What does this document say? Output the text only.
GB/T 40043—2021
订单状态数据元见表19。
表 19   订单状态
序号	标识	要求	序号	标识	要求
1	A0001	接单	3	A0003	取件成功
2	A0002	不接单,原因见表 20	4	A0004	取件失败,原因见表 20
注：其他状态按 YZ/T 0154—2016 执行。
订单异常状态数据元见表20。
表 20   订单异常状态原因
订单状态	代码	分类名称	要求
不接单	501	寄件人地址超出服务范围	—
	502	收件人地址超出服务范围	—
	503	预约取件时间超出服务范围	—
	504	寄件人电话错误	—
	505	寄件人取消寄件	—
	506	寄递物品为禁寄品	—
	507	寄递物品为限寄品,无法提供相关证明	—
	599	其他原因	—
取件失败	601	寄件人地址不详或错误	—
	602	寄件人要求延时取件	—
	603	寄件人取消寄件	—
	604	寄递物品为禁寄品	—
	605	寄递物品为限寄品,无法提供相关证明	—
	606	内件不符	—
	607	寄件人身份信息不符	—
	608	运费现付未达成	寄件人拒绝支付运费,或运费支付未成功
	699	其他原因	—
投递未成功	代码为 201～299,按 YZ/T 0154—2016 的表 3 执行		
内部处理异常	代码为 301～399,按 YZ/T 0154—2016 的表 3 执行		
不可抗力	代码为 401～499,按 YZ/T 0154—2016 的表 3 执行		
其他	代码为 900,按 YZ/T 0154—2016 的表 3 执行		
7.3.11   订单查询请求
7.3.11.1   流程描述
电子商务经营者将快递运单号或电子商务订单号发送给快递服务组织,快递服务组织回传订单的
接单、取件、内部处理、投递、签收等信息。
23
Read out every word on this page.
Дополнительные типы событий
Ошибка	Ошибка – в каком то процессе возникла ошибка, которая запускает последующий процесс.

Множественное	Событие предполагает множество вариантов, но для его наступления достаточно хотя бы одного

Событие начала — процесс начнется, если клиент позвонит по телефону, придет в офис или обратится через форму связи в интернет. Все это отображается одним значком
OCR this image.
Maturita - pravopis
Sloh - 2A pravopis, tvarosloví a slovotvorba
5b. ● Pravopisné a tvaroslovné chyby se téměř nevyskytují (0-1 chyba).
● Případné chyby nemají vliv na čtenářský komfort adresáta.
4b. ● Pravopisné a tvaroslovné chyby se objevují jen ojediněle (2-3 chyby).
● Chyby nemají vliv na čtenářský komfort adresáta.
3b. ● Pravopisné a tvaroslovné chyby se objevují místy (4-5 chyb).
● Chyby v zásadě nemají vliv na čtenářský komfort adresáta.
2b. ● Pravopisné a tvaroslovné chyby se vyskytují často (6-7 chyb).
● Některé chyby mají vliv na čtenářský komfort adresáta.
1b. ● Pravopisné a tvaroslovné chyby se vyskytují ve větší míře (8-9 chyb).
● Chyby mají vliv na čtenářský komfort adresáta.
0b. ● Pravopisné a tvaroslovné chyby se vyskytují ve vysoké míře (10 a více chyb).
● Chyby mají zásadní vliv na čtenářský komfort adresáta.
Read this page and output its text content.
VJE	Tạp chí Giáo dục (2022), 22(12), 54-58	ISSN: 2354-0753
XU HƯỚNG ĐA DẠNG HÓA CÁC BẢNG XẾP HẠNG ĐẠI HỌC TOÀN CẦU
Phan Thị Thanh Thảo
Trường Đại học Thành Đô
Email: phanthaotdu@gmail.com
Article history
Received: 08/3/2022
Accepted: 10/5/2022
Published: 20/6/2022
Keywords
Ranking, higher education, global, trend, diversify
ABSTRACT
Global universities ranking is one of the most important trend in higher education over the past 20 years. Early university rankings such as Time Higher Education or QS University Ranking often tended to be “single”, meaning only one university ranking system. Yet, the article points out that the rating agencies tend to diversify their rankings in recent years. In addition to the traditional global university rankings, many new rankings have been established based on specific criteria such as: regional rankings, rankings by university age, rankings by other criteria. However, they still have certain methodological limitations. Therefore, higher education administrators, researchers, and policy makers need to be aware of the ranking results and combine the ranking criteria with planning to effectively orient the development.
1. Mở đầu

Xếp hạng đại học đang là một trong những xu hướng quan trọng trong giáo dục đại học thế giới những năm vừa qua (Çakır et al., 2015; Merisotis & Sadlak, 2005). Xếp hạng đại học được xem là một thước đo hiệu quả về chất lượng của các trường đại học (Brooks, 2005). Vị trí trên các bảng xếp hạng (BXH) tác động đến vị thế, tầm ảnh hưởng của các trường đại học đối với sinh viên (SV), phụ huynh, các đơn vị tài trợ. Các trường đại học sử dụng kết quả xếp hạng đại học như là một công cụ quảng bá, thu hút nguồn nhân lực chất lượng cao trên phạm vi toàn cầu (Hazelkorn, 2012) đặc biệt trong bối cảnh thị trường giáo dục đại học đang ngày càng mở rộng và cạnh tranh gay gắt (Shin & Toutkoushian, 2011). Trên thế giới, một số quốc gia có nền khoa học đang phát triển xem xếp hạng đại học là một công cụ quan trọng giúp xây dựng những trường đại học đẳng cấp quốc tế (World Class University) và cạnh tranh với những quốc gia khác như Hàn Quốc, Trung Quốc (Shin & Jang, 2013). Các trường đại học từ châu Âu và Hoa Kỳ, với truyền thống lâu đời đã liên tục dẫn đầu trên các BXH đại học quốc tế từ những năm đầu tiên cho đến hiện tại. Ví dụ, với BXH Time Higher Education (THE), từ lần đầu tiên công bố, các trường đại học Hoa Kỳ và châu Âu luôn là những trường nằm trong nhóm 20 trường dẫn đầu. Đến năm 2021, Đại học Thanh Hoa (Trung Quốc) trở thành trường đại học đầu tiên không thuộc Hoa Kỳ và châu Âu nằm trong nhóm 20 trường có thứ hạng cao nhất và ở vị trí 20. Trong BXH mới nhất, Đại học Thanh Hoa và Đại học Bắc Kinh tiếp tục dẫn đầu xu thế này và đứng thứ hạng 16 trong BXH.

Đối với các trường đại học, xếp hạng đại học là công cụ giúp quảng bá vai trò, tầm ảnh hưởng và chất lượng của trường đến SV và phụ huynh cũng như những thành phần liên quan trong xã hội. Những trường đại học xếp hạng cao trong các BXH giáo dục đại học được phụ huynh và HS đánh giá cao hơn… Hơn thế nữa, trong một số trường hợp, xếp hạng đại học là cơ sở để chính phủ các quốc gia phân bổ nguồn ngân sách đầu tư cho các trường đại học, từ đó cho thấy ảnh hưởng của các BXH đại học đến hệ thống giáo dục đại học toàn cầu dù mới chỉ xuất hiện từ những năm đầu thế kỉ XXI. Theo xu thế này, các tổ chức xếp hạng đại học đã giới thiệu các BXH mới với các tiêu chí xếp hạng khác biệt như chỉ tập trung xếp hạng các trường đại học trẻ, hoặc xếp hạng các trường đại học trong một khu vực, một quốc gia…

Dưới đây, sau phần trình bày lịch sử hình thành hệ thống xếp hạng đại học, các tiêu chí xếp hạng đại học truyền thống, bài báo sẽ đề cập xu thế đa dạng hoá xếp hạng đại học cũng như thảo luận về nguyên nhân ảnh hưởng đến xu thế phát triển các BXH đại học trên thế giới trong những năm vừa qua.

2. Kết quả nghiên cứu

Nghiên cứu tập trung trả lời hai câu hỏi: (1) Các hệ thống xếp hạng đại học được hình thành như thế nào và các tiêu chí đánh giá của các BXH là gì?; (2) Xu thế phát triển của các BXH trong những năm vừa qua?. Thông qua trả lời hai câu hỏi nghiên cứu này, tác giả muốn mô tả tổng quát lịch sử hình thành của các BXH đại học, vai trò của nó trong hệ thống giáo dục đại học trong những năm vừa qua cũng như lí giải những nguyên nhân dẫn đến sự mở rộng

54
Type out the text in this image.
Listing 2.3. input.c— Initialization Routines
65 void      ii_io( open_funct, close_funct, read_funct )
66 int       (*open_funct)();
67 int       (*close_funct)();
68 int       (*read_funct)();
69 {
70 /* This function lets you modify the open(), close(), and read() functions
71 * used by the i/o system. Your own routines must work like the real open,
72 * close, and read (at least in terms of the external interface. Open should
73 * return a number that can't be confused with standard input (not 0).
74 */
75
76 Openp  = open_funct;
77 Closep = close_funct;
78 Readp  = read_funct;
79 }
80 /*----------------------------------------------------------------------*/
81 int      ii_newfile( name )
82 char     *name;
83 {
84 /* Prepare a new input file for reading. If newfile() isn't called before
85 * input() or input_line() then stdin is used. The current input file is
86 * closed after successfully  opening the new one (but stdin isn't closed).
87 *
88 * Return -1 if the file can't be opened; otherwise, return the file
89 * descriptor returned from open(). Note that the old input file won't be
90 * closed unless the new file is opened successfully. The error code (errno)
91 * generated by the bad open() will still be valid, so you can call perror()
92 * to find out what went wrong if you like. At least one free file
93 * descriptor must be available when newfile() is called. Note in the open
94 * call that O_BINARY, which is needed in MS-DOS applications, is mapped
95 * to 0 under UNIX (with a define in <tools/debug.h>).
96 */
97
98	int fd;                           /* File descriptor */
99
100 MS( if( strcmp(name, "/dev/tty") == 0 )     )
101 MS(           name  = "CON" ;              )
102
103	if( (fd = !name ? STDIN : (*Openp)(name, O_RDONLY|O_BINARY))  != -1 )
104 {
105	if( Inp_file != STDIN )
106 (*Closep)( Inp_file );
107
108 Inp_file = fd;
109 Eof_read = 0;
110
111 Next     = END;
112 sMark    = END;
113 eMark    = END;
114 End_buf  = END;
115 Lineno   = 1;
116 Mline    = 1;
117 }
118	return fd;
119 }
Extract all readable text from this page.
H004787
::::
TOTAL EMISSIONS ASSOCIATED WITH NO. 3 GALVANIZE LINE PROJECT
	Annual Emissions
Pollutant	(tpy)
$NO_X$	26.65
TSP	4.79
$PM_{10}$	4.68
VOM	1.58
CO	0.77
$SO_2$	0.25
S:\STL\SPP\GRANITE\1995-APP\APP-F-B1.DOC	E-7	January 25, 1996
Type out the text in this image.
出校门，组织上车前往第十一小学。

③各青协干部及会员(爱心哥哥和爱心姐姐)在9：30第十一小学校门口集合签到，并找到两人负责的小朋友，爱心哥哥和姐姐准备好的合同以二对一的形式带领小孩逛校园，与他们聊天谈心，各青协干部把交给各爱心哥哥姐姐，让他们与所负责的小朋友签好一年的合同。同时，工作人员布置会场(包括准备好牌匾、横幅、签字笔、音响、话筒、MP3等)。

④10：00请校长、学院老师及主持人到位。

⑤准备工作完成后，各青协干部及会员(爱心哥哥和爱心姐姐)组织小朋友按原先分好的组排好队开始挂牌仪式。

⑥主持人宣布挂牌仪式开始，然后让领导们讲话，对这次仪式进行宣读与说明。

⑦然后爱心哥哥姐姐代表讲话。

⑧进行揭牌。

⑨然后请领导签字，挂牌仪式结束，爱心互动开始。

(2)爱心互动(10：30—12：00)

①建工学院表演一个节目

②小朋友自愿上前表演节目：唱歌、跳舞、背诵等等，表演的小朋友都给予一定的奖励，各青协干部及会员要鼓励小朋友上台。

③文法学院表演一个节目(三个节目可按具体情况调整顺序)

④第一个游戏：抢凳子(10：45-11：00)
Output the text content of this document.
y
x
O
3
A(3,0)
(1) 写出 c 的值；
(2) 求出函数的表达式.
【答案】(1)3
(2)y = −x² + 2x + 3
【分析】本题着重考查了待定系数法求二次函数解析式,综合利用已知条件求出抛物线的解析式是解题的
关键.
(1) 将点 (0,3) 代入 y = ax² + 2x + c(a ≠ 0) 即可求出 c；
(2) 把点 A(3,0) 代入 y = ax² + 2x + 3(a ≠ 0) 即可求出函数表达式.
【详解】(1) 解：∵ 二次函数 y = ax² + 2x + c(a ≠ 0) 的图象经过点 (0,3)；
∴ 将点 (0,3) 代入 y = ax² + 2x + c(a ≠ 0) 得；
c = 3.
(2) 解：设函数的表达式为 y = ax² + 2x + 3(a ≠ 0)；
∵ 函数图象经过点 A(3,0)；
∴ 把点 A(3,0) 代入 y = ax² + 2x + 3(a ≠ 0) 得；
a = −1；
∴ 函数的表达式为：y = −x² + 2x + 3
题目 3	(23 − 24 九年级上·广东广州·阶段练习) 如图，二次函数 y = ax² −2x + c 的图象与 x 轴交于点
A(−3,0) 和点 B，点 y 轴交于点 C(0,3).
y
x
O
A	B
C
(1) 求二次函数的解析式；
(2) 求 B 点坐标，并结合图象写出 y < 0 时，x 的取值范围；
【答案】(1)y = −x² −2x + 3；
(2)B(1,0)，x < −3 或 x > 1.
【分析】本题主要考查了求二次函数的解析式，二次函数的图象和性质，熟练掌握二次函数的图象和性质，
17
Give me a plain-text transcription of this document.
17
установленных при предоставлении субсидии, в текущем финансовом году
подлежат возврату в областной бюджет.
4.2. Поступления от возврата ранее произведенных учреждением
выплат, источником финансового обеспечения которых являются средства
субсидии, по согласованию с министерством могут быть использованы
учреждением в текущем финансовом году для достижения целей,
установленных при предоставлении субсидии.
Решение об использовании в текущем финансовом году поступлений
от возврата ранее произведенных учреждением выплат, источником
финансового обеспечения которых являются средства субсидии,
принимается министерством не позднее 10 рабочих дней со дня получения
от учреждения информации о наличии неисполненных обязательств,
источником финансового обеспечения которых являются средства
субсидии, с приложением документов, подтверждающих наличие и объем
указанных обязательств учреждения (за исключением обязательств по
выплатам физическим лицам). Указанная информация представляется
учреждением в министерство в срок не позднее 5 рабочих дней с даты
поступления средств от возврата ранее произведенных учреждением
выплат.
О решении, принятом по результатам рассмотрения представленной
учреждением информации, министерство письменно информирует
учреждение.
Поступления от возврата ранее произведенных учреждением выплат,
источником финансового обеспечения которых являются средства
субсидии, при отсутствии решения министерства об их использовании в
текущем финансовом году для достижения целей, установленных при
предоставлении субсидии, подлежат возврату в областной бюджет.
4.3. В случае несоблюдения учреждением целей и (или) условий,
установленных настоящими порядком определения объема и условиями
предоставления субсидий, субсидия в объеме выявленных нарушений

→ Written task
Locate "Give me a plain-text" in the data above. Then repeat, exactly, its line and each line after it through the last, adding nothing.

→ The answer
Give me a plain-text transcription of this document.
17
установленных при предоставлении субсидии, в текущем финансовом году
подлежат возврату в областной бюджет.
4.2. Поступления от возврата ранее произведенных учреждением
выплат, источником финансового обеспечения которых являются средства
субсидии, по согласованию с министерством могут быть использованы
учреждением в текущем финансовом году для достижения целей,
установленных при предоставлении субсидии.
Решение об использовании в текущем финансовом году поступлений
от возврата ранее произведенных учреждением выплат, источником
финансового обеспечения которых являются средства субсидии,
принимается министерством не позднее 10 рабочих дней со дня получения
от учреждения информации о наличии неисполненных обязательств,
источником финансового обеспечения которых являются средства
субсидии, с приложением документов, подтверждающих наличие и объем
указанных обязательств учреждения (за исключением обязательств по
выплатам физическим лицам). Указанная информация представляется
учреждением в министерство в срок не позднее 5 рабочих дней с даты
поступления средств от возврата ранее произведенных учреждением
выплат.
О решении, принятом по результатам рассмотрения представленной
учреждением информации, министерство письменно информирует
учреждение.
Поступления от возврата ранее произведенных учреждением выплат,
источником финансового обеспечения которых являются средства
субсидии, при отсутствии решения министерства об их использовании в
текущем финансовом году для достижения целей, установленных при
предоставлении субсидии, подлежат возврату в областной бюджет.
4.3. В случае несоблюдения учреждением целей и (или) условий,
установленных настоящими порядком определения объема и условиями
предоставления субсидий, субсидия в объеме выявленных нарушений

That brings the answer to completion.